**What to produce:**
Could you write out the records from the very start through the line containing "candle-body[interactable] bbox=[396, 96, 399, 125]", swapping "arrow-down-icon" for "arrow-up-icon" and leaving everything else unchanged?

>>>>>

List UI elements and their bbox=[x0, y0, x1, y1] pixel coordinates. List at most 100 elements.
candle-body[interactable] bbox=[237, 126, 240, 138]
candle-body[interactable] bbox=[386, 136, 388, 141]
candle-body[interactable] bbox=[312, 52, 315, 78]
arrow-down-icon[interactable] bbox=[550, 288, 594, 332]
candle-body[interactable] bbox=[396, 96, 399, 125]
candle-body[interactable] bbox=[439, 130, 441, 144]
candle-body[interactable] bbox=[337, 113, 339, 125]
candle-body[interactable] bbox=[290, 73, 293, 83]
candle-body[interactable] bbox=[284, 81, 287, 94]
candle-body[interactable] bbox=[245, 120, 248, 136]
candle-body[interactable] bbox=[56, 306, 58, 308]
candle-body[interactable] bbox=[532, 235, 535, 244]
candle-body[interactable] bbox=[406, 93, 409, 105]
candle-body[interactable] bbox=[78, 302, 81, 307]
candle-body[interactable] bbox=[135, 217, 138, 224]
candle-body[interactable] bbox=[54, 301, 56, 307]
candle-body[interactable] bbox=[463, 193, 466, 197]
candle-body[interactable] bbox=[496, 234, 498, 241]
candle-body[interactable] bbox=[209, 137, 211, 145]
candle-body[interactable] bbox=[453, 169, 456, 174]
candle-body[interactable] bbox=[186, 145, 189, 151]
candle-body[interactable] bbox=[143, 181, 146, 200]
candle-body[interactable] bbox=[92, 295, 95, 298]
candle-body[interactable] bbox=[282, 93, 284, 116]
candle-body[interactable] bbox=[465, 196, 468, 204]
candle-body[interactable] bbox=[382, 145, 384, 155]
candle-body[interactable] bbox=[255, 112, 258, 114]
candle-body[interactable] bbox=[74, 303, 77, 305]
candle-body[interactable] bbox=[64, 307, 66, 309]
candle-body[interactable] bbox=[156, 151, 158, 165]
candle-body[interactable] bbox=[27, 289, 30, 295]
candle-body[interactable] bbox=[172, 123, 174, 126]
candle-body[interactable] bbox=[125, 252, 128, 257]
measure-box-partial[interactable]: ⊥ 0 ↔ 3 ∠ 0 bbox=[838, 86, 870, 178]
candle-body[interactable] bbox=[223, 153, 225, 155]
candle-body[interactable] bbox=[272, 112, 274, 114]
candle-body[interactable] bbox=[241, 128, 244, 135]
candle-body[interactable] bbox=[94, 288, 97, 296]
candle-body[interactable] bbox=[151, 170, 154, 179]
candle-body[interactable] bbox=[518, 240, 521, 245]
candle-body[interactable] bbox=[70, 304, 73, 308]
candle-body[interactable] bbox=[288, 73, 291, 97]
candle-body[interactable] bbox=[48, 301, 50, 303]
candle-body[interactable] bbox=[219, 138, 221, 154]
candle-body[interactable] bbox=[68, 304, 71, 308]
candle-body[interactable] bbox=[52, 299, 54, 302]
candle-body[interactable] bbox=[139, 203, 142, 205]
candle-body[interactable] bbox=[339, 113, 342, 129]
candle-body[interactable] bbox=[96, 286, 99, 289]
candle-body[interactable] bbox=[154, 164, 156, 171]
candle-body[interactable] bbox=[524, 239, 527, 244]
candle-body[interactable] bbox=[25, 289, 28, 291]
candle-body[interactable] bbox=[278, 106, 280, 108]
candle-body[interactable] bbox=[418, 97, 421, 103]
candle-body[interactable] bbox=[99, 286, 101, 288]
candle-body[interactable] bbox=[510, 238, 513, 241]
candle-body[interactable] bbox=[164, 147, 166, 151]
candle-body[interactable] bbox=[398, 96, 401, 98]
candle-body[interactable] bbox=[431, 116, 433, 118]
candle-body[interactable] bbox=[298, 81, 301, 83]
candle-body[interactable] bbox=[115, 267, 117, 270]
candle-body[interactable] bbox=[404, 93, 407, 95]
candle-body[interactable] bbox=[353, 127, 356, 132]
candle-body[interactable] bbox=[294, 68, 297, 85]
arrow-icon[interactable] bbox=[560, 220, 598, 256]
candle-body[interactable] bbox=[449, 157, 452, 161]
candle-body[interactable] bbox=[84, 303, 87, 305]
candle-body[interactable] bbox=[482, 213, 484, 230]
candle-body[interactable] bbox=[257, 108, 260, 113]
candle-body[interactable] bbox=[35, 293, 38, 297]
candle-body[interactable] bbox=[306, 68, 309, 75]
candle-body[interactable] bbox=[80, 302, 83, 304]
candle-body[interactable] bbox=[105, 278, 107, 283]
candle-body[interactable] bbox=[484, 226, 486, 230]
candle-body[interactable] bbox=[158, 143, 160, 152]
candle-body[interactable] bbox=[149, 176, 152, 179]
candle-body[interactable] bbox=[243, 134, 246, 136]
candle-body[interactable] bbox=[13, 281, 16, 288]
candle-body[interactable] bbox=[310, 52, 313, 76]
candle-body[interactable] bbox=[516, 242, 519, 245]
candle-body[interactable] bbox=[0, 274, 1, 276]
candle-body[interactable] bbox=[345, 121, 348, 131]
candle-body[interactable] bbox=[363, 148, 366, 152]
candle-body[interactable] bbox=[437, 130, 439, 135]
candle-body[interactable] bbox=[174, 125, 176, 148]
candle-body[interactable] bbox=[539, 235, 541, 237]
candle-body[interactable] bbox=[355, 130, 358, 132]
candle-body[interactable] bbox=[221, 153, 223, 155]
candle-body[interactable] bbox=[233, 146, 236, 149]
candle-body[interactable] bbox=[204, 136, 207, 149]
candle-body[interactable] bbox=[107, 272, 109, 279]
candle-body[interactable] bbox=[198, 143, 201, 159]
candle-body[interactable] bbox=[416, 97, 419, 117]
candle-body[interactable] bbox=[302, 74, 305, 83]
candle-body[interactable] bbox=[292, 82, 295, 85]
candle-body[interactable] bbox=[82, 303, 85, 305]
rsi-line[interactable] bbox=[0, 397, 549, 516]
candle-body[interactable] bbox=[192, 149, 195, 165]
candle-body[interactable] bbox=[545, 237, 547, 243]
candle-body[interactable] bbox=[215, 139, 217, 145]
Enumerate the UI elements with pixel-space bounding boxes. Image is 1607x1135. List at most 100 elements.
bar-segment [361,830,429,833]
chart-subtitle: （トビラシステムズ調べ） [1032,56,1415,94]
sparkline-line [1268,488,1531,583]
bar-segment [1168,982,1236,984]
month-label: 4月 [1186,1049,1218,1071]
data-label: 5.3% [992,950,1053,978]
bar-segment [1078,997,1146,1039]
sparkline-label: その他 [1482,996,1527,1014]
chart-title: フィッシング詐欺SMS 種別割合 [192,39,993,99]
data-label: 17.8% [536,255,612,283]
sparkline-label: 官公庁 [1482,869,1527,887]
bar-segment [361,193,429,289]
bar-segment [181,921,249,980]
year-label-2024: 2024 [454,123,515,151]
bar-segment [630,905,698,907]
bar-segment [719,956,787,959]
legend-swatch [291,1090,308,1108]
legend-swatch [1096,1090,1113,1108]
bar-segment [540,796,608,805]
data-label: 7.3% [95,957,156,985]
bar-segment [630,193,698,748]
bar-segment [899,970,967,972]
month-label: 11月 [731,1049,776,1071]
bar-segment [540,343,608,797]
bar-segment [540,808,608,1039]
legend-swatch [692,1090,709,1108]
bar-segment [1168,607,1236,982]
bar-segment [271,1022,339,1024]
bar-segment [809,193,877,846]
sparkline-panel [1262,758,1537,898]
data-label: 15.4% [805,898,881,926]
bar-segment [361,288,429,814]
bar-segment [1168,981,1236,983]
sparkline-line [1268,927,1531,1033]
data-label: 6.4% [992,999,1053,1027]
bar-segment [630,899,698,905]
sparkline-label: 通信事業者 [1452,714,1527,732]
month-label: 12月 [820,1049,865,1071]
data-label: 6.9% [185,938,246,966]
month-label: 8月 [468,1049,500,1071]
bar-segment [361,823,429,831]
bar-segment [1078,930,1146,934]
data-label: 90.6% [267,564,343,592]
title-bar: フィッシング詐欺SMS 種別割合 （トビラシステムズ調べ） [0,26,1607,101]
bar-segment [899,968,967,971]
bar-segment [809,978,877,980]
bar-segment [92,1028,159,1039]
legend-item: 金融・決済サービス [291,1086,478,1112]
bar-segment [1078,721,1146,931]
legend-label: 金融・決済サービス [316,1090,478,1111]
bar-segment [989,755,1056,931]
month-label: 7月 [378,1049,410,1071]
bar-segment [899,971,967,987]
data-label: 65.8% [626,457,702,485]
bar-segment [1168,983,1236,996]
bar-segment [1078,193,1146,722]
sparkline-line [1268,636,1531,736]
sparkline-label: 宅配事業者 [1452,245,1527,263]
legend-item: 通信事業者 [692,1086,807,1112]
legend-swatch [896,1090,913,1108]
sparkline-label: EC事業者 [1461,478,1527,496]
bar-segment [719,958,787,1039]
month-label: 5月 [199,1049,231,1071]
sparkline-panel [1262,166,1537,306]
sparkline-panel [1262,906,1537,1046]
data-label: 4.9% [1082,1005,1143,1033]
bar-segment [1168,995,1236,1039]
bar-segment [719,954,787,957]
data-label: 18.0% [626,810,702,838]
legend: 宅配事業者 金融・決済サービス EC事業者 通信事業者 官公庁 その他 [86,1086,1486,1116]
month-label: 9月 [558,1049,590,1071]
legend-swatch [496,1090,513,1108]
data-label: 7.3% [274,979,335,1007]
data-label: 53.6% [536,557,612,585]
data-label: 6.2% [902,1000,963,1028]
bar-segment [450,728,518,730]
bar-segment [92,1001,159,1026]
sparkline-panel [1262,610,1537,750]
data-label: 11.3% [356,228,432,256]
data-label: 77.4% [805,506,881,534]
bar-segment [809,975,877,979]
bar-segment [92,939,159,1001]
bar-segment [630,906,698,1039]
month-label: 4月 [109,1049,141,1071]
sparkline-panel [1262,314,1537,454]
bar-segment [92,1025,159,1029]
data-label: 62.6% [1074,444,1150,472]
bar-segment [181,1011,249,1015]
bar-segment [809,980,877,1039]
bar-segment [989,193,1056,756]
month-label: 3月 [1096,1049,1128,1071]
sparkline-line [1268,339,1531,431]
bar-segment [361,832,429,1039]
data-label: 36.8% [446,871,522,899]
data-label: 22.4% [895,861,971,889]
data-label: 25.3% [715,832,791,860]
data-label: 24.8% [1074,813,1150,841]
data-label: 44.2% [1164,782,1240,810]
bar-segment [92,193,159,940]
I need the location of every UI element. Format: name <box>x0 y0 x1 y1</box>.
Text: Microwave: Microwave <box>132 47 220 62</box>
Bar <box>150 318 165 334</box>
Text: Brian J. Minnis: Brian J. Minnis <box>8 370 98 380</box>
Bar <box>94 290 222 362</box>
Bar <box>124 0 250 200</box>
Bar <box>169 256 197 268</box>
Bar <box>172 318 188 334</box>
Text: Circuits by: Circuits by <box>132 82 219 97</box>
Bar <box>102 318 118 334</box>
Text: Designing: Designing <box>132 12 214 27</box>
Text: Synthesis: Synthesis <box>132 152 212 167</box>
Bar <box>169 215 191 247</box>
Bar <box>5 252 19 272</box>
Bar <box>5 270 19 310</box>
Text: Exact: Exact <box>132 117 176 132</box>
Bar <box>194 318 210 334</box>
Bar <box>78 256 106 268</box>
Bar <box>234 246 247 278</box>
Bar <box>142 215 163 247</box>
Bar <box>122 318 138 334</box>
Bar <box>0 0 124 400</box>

<<<<<

**Complete answer:**
List UI elements and their bbox=[x0, y0, x1, y1] pixel coordinates. List at most 100 elements.
candle-body[interactable] bbox=[237, 126, 240, 138]
candle-body[interactable] bbox=[386, 136, 388, 141]
candle-body[interactable] bbox=[312, 52, 315, 78]
arrow-up-icon[interactable] bbox=[550, 288, 594, 332]
candle-body[interactable] bbox=[396, 96, 399, 125]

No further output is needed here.